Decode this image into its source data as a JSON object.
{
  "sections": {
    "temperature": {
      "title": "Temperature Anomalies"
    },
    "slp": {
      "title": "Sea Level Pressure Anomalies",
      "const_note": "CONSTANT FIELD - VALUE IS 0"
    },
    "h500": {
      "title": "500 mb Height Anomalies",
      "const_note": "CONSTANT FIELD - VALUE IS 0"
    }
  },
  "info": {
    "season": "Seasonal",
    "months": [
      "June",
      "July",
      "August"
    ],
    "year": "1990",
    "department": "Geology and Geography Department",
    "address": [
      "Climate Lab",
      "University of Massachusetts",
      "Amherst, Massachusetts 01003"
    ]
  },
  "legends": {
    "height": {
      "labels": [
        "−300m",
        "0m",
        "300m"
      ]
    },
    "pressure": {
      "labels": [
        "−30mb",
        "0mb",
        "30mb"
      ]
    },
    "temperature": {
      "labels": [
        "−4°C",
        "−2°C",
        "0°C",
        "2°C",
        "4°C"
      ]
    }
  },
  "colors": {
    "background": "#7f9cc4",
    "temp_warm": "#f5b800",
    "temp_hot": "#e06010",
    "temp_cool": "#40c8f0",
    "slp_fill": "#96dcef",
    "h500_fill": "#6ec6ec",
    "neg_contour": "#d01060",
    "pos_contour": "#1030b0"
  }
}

******************************

### Work instructions
Extract all of the data shown above and repeat it verbatim.

### The completed task
Decode this image into its source data as a JSON object.
{
  "sections": {
    "temperature": {
      "title": "Temperature Anomalies"
    },
    "slp": {
      "title": "Sea Level Pressure Anomalies",
      "const_note": "CONSTANT FIELD - VALUE IS 0"
    },
    "h500": {
      "title": "500 mb Height Anomalies",
      "const_note": "CONSTANT FIELD - VALUE IS 0"
    }
  },
  "info": {
    "season": "Seasonal",
    "months": [
      "June",
      "July",
      "August"
    ],
    "year": "1990",
    "department": "Geology and Geography Department",
    "address": [
      "Climate Lab",
      "University of Massachusetts",
      "Amherst, Massachusetts 01003"
    ]
  },
  "legends": {
    "height": {
      "labels": [
        "−300m",
        "0m",
        "300m"
      ]
    },
    "pressure": {
      "labels": [
        "−30mb",
        "0mb",
        "30mb"
      ]
    },
    "temperature": {
      "labels": [
        "−4°C",
        "−2°C",
        "0°C",
        "2°C",
        "4°C"
      ]
    }
  },
  "colors": {
    "background": "#7f9cc4",
    "temp_warm": "#f5b800",
    "temp_hot": "#e06010",
    "temp_cool": "#40c8f0",
    "slp_fill": "#96dcef",
    "h500_fill": "#6ec6ec",
    "neg_contour": "#d01060",
    "pos_contour": "#1030b0"
  }
}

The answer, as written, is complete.